- YOUR TASK: Please print the full listing exactly.

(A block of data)
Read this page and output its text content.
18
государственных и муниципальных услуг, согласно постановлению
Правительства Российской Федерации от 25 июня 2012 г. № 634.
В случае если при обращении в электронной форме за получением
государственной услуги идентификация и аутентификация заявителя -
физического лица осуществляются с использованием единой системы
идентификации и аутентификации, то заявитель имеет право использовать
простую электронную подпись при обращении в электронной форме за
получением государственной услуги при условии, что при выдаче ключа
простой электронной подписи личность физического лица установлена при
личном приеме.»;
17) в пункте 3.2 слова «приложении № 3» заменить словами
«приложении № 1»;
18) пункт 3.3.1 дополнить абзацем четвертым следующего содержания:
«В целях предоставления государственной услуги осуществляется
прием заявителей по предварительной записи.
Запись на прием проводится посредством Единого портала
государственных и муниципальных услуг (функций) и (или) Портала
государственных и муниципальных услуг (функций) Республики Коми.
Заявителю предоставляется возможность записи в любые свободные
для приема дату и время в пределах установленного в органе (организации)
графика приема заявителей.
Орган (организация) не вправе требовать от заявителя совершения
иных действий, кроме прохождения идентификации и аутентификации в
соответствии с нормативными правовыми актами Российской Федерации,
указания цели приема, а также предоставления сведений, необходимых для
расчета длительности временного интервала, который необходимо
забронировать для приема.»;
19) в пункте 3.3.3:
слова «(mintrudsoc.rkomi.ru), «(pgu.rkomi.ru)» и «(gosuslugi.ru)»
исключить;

- PROBLEM SOLUTION:
Read this page and output its text content.
18
государственных и муниципальных услуг, согласно постановлению
Правительства Российской Федерации от 25 июня 2012 г. № 634.
В случае если при обращении в электронной форме за получением
государственной услуги идентификация и аутентификация заявителя -
физического лица осуществляются с использованием единой системы
идентификации и аутентификации, то заявитель имеет право использовать
простую электронную подпись при обращении в электронной форме за
получением государственной услуги при условии, что при выдаче ключа
простой электронной подписи личность физического лица установлена при
личном приеме.»;
17) в пункте 3.2 слова «приложении № 3» заменить словами
«приложении № 1»;
18) пункт 3.3.1 дополнить абзацем четвертым следующего содержания:
«В целях предоставления государственной услуги осуществляется
прием заявителей по предварительной записи.
Запись на прием проводится посредством Единого портала
государственных и муниципальных услуг (функций) и (или) Портала
государственных и муниципальных услуг (функций) Республики Коми.
Заявителю предоставляется возможность записи в любые свободные
для приема дату и время в пределах установленного в органе (организации)
графика приема заявителей.
Орган (организация) не вправе требовать от заявителя совершения
иных действий, кроме прохождения идентификации и аутентификации в
соответствии с нормативными правовыми актами Российской Федерации,
указания цели приема, а также предоставления сведений, необходимых для
расчета длительности временного интервала, который необходимо
забронировать для приема.»;
19) в пункте 3.3.3:
слова «(mintrudsoc.rkomi.ru), «(pgu.rkomi.ru)» и «(gosuslugi.ru)»
исключить;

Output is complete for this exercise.